> **WORK REQUIRED**
Return every line of the material exactly.

───── EXTRACTED ENTRIES ─────

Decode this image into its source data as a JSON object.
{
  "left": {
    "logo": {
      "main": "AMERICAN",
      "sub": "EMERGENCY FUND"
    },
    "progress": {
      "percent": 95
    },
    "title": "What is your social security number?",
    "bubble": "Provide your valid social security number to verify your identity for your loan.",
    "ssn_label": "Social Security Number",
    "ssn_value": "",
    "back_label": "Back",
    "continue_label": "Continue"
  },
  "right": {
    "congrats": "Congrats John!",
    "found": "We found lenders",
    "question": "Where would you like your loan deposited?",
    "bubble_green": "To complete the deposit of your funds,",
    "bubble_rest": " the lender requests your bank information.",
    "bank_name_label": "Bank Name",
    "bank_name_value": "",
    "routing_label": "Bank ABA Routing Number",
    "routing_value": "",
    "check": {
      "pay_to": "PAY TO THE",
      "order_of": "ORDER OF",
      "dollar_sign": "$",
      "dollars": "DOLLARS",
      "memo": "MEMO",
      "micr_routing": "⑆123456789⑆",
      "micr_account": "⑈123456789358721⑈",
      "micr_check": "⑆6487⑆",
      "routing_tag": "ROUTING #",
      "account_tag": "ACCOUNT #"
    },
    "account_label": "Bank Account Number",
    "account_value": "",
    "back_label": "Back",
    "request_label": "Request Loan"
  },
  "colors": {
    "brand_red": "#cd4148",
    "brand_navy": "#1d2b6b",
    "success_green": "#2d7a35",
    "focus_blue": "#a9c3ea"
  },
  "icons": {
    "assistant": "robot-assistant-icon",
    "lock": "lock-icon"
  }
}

─────

> **RESPONSE TO THE EXERCISE**
Decode this image into its source data as a JSON object.
{
  "left": {
    "logo": {
      "main": "AMERICAN",
      "sub": "EMERGENCY FUND"
    },
    "progress": {
      "percent": 95
    },
    "title": "What is your social security number?",
    "bubble": "Provide your valid social security number to verify your identity for your loan.",
    "ssn_label": "Social Security Number",
    "ssn_value": "",
    "back_label": "Back",
    "continue_label": "Continue"
  },
  "right": {
    "congrats": "Congrats John!",
    "found": "We found lenders",
    "question": "Where would you like your loan deposited?",
    "bubble_green": "To complete the deposit of your funds,",
    "bubble_rest": " the lender requests your bank information.",
    "bank_name_label": "Bank Name",
    "bank_name_value": "",
    "routing_label": "Bank ABA Routing Number",
    "routing_value": "",
    "check": {
      "pay_to": "PAY TO THE",
      "order_of": "ORDER OF",
      "dollar_sign": "$",
      "dollars": "DOLLARS",
      "memo": "MEMO",
      "micr_routing": "⑆123456789⑆",
      "micr_account": "⑈123456789358721⑈",
      "micr_check": "⑆6487⑆",
      "routing_tag": "ROUTING #",
      "account_tag": "ACCOUNT #"
    },
    "account_label": "Bank Account Number",
    "account_value": "",
    "back_label": "Back",
    "request_label": "Request Loan"
  },
  "colors": {
    "brand_red": "#cd4148",
    "brand_navy": "#1d2b6b",
    "success_green": "#2d7a35",
    "focus_blue": "#a9c3ea"
  },
  "icons": {
    "assistant": "robot-assistant-icon",
    "lock": "lock-icon"
  }
}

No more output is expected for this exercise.